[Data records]
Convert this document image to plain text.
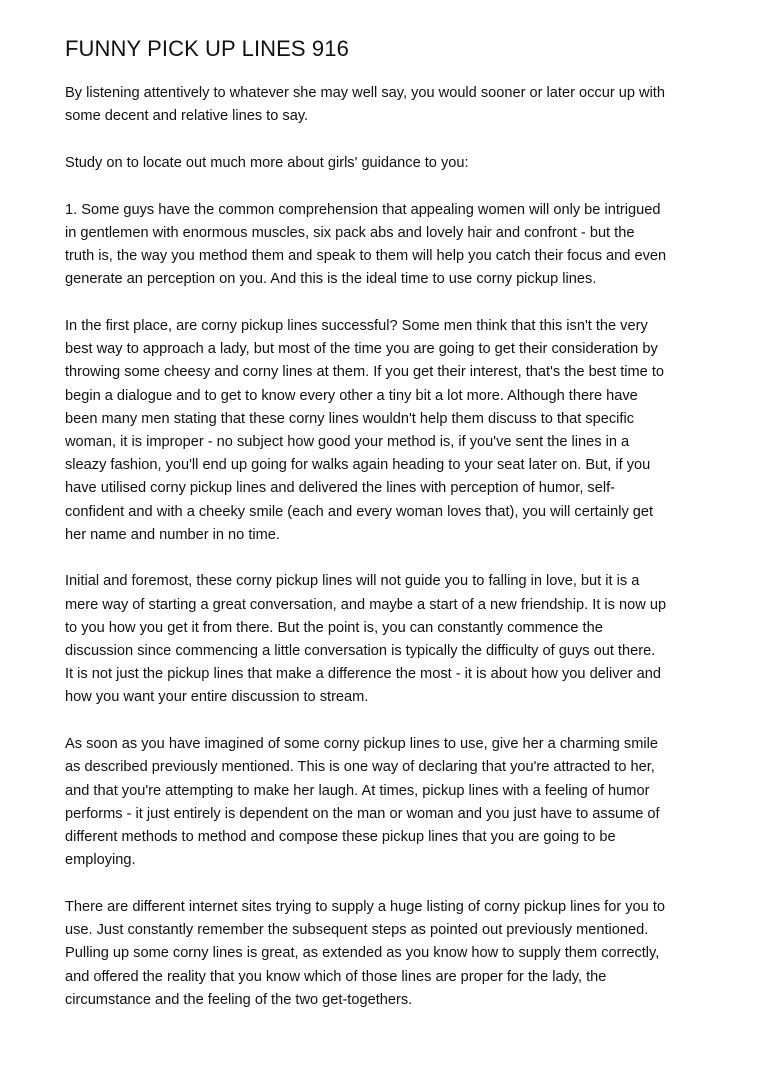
FUNNY PICK UP LINES 916

By listening attentively to whatever she may well say, you would sooner or later occur up with
some decent and relative lines to say.

Study on to locate out much more about girls' guidance to you:

1. Some guys have the common comprehension that appealing women will only be intrigued
in gentlemen with enormous muscles, six pack abs and lovely hair and confront - but the
truth is, the way you method them and speak to them will help you catch their focus and even
generate an perception on you. And this is the ideal time to use corny pickup lines.

In the first place, are corny pickup lines successful? Some men think that this isn't the very
best way to approach a lady, but most of the time you are going to get their consideration by
throwing some cheesy and corny lines at them. If you get their interest, that's the best time to
begin a dialogue and to get to know every other a tiny bit a lot more. Although there have
been many men stating that these corny lines wouldn't help them discuss to that specific
woman, it is improper - no subject how good your method is, if you've sent the lines in a
sleazy fashion, you'll end up going for walks again heading to your seat later on. But, if you
have utilised corny pickup lines and delivered the lines with perception of humor, self-
confident and with a cheeky smile (each and every woman loves that), you will certainly get
her name and number in no time.

Initial and foremost, these corny pickup lines will not guide you to falling in love, but it is a
mere way of starting a great conversation, and maybe a start of a new friendship. It is now up
to you how you get it from there. But the point is, you can constantly commence the
discussion since commencing a little conversation is typically the difficulty of guys out there.
It is not just the pickup lines that make a difference the most - it is about how you deliver and
how you want your entire discussion to stream.

As soon as you have imagined of some corny pickup lines to use, give her a charming smile
as described previously mentioned. This is one way of declaring that you're attracted to her,
and that you're attempting to make her laugh. At times, pickup lines with a feeling of humor
performs - it just entirely is dependent on the man or woman and you just have to assume of
different methods to method and compose these pickup lines that you are going to be
employing.

There are different internet sites trying to supply a huge listing of corny pickup lines for you to
use. Just constantly remember the subsequent steps as pointed out previously mentioned.
Pulling up some corny lines is great, as extended as you know how to supply them correctly,
and offered the reality that you know which of those lines are proper for the lady, the
circumstance and the feeling of the two get-togethers.
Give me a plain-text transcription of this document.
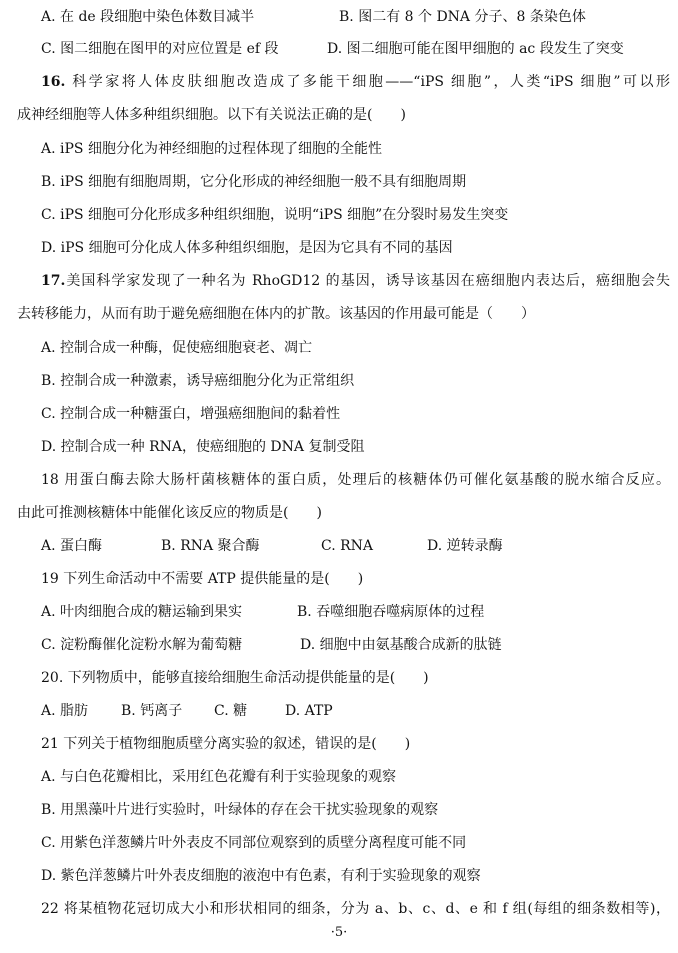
A. 在 de 段细胞中染色体数目减半	B. 图二有 8 个 DNA 分子、8 条染色体
C. 图二细胞在图甲的对应位置是 ef 段	D. 图二细胞可能在图甲细胞的 ac 段发生了突变
16. 科学家将人体皮肤细胞改造成了多能干细胞——“iPS 细胞”，人类“iPS 细胞”可以形
成神经细胞等人体多种组织细胞。以下有关说法正确的是(　　)
A. iPS 细胞分化为神经细胞的过程体现了细胞的全能性
B. iPS 细胞有细胞周期，它分化形成的神经细胞一般不具有细胞周期
C. iPS 细胞可分化形成多种组织细胞，说明“iPS 细胞”在分裂时易发生突变
D. iPS 细胞可分化成人体多种组织细胞，是因为它具有不同的基因
17.美国科学家发现了一种名为 RhoGD12 的基因，诱导该基因在癌细胞内表达后，癌细胞会失
去转移能力，从而有助于避免癌细胞在体内的扩散。该基因的作用最可能是（　　）
A. 控制合成一种酶，促使癌细胞衰老、凋亡
B. 控制合成一种激素，诱导癌细胞分化为正常组织
C. 控制合成一种糖蛋白，增强癌细胞间的黏着性
D. 控制合成一种 RNA，使癌细胞的 DNA 复制受阻
18 用蛋白酶去除大肠杆菌核糖体的蛋白质，处理后的核糖体仍可催化氨基酸的脱水缩合反应。
由此可推测核糖体中能催化该反应的物质是(　　)
A. 蛋白酶	B. RNA 聚合酶	C. RNA	D. 逆转录酶
19 下列生命活动中不需要 ATP 提供能量的是(　　)
A. 叶肉细胞合成的糖运输到果实	B. 吞噬细胞吞噬病原体的过程
C. 淀粉酶催化淀粉水解为葡萄糖	D. 细胞中由氨基酸合成新的肽链
20. 下列物质中，能够直接给细胞生命活动提供能量的是(　　)
A. 脂肪 B. 钙离子 C. 糖	D. ATP
21 下列关于植物细胞质壁分离实验的叙述，错误的是(　　)
A. 与白色花瓣相比，采用红色花瓣有利于实验现象的观察
B. 用黑藻叶片进行实验时，叶绿体的存在会干扰实验现象的观察
C. 用紫色洋葱鳞片叶外表皮不同部位观察到的质壁分离程度可能不同
D. 紫色洋葱鳞片叶外表皮细胞的液泡中有色素，有利于实验现象的观察
22 将某植物花冠切成大小和形状相同的细条，分为 a、b、c、d、e 和 f 组(每组的细条数相等)，
·5·
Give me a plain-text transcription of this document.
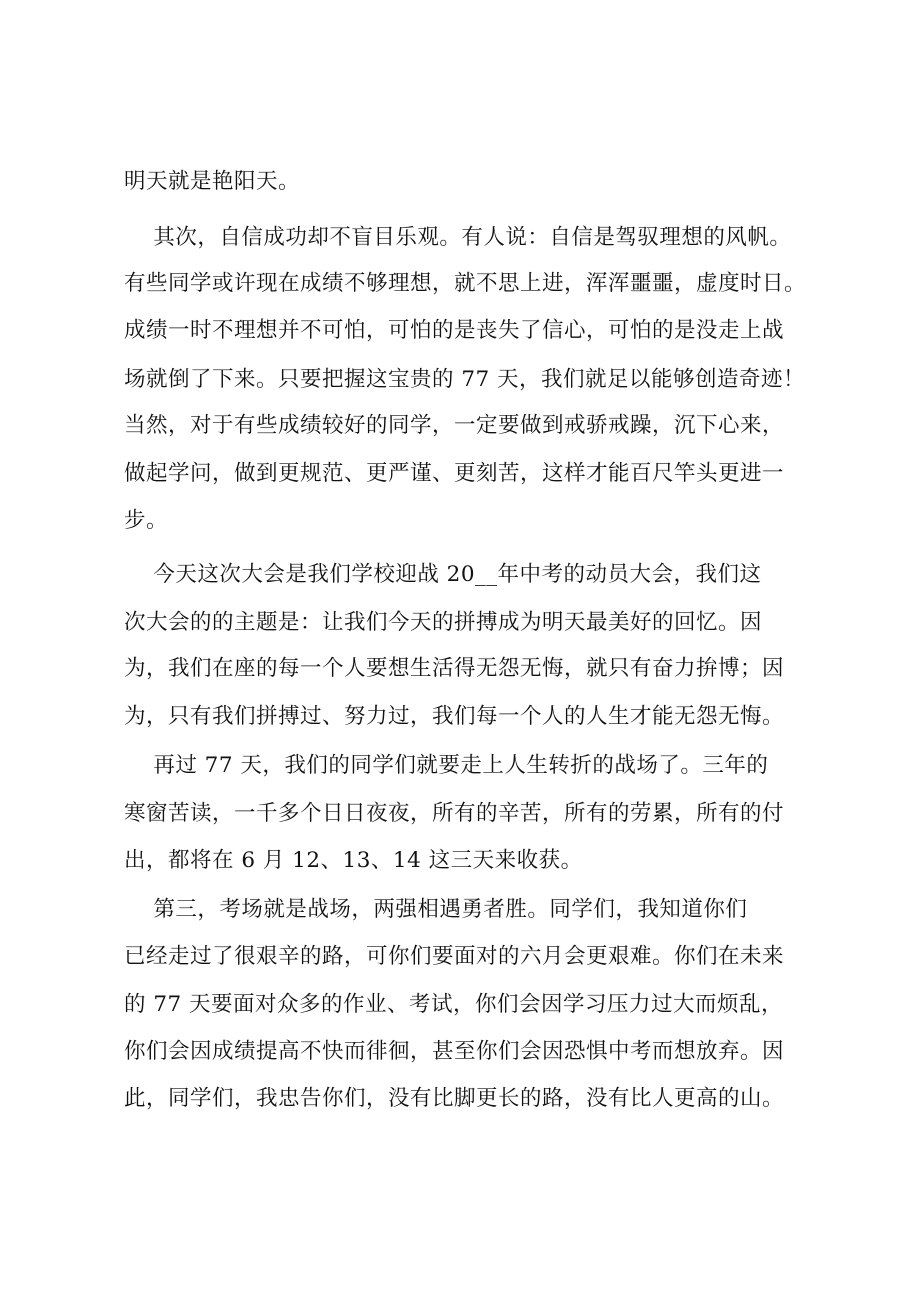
明天就是艳阳天。
其次，自信成功却不盲目乐观。有人说：自信是驾驭理想的风帆。
有些同学或许现在成绩不够理想，就不思上进，浑浑噩噩，虚度时日。
成绩一时不理想并不可怕，可怕的是丧失了信心，可怕的是没走上战
场就倒了下来。只要把握这宝贵的 77 天，我们就足以能够创造奇迹！
当然，对于有些成绩较好的同学，一定要做到戒骄戒躁，沉下心来，
做起学问，做到更规范、更严谨、更刻苦，这样才能百尺竿头更进一
步。
今天这次大会是我们学校迎战 20__年中考的动员大会，我们这
次大会的的主题是：让我们今天的拼搏成为明天最美好的回忆。因
为，我们在座的每一个人要想生活得无怨无悔，就只有奋力拚博；因
为，只有我们拼搏过、努力过，我们每一个人的人生才能无怨无悔。
再过 77 天，我们的同学们就要走上人生转折的战场了。三年的
寒窗苦读，一千多个日日夜夜，所有的辛苦，所有的劳累，所有的付
出，都将在 6 月 12、13、14 这三天来收获。
第三，考场就是战场，两强相遇勇者胜。同学们，我知道你们
已经走过了很艰辛的路，可你们要面对的六月会更艰难。你们在未来
的 77 天要面对众多的作业、考试，你们会因学习压力过大而烦乱，
你们会因成绩提高不快而徘徊，甚至你们会因恐惧中考而想放弃。因
此，同学们，我忠告你们，没有比脚更长的路，没有比人更高的山。
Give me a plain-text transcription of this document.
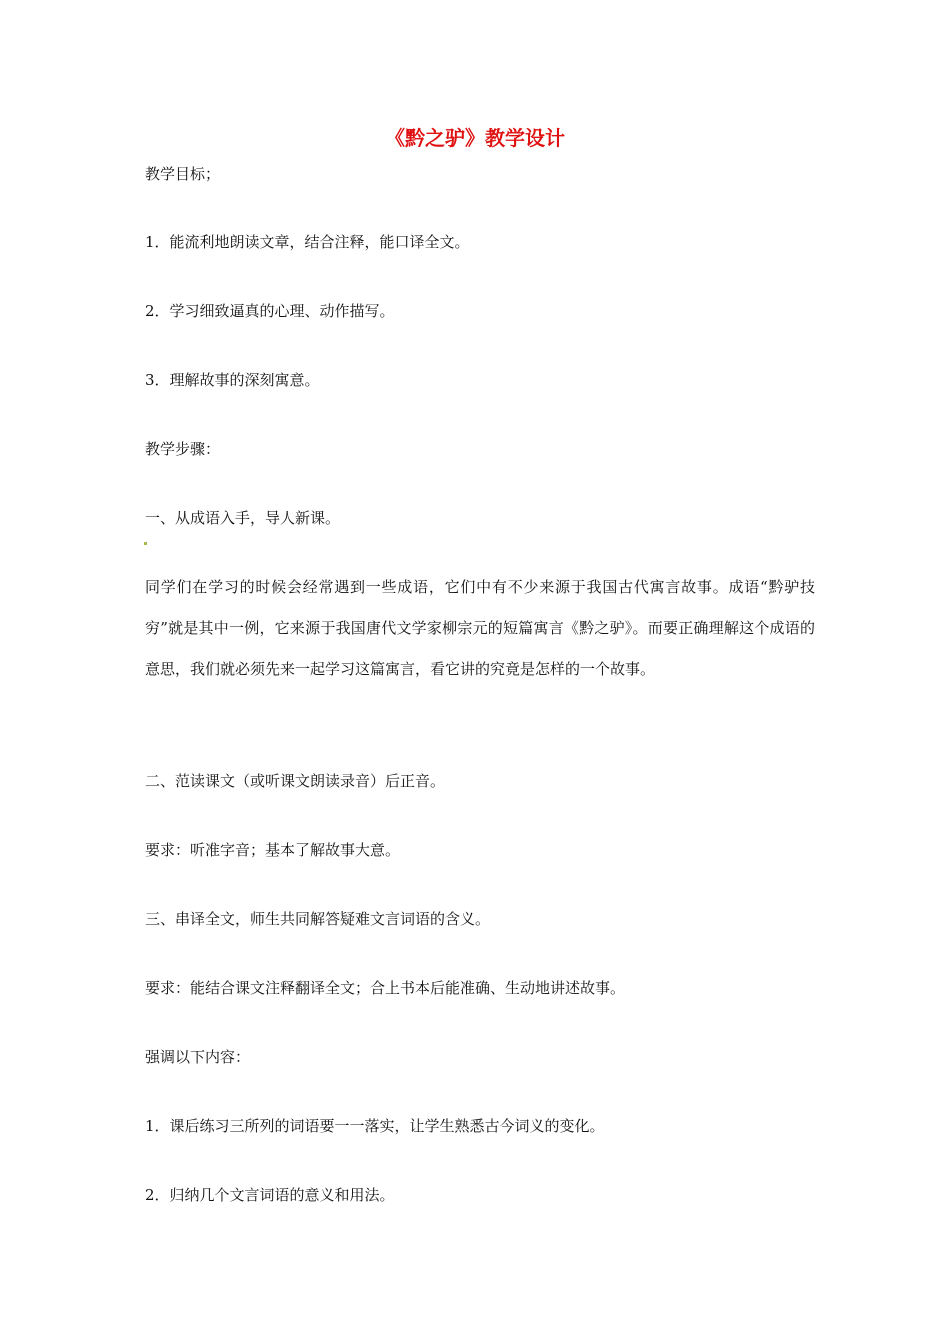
《黔之驴》教学设计
教学目标；
1．能流利地朗读文章，结合注释，能口译全文。
2．学习细致逼真的心理、动作描写。
3．理解故事的深刻寓意。
教学步骤：
一、从成语入手，导人新课。
同学们在学习的时候会经常遇到一些成语，它们中有不少来源于我国古代寓言故事。成语“黔驴技穷”就是其中一例，它来源于我国唐代文学家柳宗元的短篇寓言《黔之驴》。而要正确理解这个成语的意思，我们就必须先来一起学习这篇寓言，看它讲的究竟是怎样的一个故事。
二、范读课文（或听课文朗读录音）后正音。
要求：听准字音；基本了解故事大意。
三、串译全文，师生共同解答疑难文言词语的含义。
要求：能结合课文注释翻译全文；合上书本后能准确、生动地讲述故事。
强调以下内容：
1．课后练习三所列的词语要一一落实，让学生熟悉古今词义的变化。
2．归纳几个文言词语的意义和用法。
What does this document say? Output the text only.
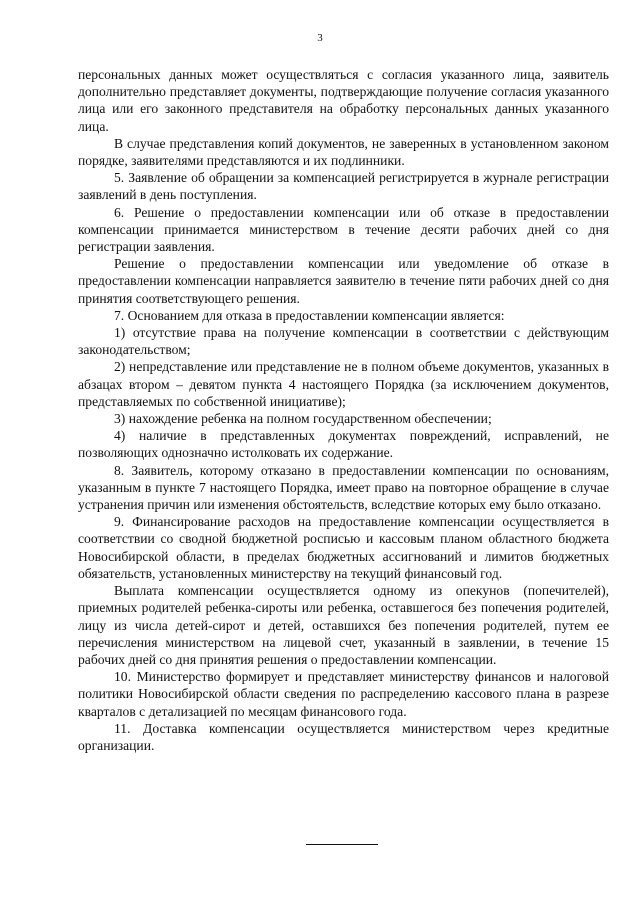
3

персональных данных может осуществляться с согласия указанного лица, заявитель дополнительно представляет документы, подтверждающие получение согласия указанного лица или его законного представителя на обработку персональных данных указанного лица.

В случае представления копий документов, не заверенных в установленном законом порядке, заявителями представляются и их подлинники.

5. Заявление об обращении за компенсацией регистрируется в журнале регистрации заявлений в день поступления.

6. Решение о предоставлении компенсации или об отказе в предоставлении компенсации принимается министерством в течение десяти рабочих дней со дня регистрации заявления.

Решение о предоставлении компенсации или уведомление об отказе в предоставлении компенсации направляется заявителю в течение пяти рабочих дней со дня принятия соответствующего решения.

7. Основанием для отказа в предоставлении компенсации является:

1) отсутствие права на получение компенсации в соответствии с действующим законодательством;

2) непредставление или представление не в полном объеме документов, указанных в абзацах втором – девятом пункта 4 настоящего Порядка (за исключением документов, представляемых по собственной инициативе);

3) нахождение ребенка на полном государственном обеспечении;

4) наличие в представленных документах повреждений, исправлений, не позволяющих однозначно истолковать их содержание.

8. Заявитель, которому отказано в предоставлении компенсации по основаниям, указанным в пункте 7 настоящего Порядка, имеет право на повторное обращение в случае устранения причин или изменения обстоятельств, вследствие которых ему было отказано.

9. Финансирование расходов на предоставление компенсации осуществляется в соответствии со сводной бюджетной росписью и кассовым планом областного бюджета Новосибирской области, в пределах бюджетных ассигнований и лимитов бюджетных обязательств, установленных министерству на текущий финансовый год.

Выплата компенсации осуществляется одному из опекунов (попечителей), приемных родителей ребенка-сироты или ребенка, оставшегося без попечения родителей, лицу из числа детей-сирот и детей, оставшихся без попечения родителей, путем ее перечисления министерством на лицевой счет, указанный в заявлении, в течение 15 рабочих дней со дня принятия решения о предоставлении компенсации.

10. Министерство формирует и представляет министерству финансов и налоговой политики Новосибирской области сведения по распределению кассового плана в разрезе кварталов с детализацией по месяцам финансового года.

11. Доставка компенсации осуществляется министерством через кредитные организации.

Direction - Gather, from the listing above, every line carrying the word "guys".

The solution -
1. Some guys have the common comprehension that appealing women will only be intrigued
discussion since commencing a little conversation is typically the difficulty of guys out there.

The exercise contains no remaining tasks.